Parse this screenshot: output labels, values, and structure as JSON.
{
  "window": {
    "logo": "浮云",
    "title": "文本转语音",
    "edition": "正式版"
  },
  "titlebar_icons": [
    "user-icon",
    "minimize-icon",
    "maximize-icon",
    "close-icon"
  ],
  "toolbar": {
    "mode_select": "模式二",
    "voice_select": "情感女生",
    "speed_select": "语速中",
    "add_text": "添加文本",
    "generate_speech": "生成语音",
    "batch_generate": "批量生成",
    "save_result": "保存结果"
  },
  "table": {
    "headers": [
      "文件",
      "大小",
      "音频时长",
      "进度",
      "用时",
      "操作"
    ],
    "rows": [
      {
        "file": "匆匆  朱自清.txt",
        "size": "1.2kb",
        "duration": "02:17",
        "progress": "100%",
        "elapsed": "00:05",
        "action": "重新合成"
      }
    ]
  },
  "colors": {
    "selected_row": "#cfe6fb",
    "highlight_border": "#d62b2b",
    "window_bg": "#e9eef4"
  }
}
□ □ □ □
TO BE DONE -> Repeat all the records. Match each line exactly.

SOLUTION TO THIS PROBLEM ->
Parse this screenshot: output labels, values, and structure as JSON.
{
  "window": {
    "logo": "浮云",
    "title": "文本转语音",
    "edition": "正式版"
  },
  "titlebar_icons": [
    "user-icon",
    "minimize-icon",
    "maximize-icon",
    "close-icon"
  ],
  "toolbar": {
    "mode_select": "模式二",
    "voice_select": "情感女生",
    "speed_select": "语速中",
    "add_text": "添加文本",
    "generate_speech": "生成语音",
    "batch_generate": "批量生成",
    "save_result": "保存结果"
  },
  "table": {
    "headers": [
      "文件",
      "大小",
      "音频时长",
      "进度",
      "用时",
      "操作"
    ],
    "rows": [
      {
        "file": "匆匆  朱自清.txt",
        "size": "1.2kb",
        "duration": "02:17",
        "progress": "100%",
        "elapsed": "00:05",
        "action": "重新合成"
      }
    ]
  },
  "colors": {
    "selected_row": "#cfe6fb",
    "highlight_border": "#d62b2b",
    "window_bg": "#e9eef4"
  }
}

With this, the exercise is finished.